Dataset listings of figures

◇ ◇ ◇ ◇ ◇

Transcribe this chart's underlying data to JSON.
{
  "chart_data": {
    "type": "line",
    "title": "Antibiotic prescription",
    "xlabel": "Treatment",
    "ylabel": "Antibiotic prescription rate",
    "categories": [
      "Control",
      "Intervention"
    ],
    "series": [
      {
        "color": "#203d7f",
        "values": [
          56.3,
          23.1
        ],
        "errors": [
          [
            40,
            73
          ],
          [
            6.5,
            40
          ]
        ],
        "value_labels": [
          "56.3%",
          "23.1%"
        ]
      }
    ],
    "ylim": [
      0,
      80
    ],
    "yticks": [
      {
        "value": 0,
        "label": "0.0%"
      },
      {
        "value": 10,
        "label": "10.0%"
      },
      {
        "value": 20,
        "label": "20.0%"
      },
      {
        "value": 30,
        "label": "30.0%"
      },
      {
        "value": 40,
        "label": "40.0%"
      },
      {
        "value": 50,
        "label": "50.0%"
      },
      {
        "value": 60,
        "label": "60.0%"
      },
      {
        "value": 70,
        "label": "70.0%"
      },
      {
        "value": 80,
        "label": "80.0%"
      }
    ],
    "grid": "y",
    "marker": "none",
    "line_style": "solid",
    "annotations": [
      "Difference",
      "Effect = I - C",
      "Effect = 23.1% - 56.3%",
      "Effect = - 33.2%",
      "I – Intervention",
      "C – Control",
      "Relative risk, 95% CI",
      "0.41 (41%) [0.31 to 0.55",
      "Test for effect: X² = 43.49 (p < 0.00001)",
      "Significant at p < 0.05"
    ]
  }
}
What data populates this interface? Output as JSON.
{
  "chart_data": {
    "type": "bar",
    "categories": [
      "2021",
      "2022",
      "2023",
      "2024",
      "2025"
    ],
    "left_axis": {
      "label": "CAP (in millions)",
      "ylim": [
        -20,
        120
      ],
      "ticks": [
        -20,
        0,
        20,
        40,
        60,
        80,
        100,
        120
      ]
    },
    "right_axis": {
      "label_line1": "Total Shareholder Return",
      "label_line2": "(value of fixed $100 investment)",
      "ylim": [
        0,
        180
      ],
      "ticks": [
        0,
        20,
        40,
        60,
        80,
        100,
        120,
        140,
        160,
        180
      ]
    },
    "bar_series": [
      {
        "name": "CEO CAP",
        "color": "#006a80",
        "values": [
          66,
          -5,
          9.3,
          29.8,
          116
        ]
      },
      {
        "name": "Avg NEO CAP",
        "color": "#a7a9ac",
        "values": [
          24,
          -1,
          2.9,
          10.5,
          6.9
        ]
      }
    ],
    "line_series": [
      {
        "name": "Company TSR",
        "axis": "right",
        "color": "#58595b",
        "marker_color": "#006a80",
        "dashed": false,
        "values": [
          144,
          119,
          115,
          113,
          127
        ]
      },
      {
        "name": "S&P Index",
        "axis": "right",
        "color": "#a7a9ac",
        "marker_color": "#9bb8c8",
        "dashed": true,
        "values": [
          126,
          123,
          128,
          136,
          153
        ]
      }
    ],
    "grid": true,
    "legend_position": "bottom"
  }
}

◇ ◇ ◇ ◇ ◇

**THE REQUEST:** Show every line of the records above that contains the word "prescription".

**SOLUTION:**
    "title": "Antibiotic prescription",
    "ylabel": "Antibiotic prescription rate",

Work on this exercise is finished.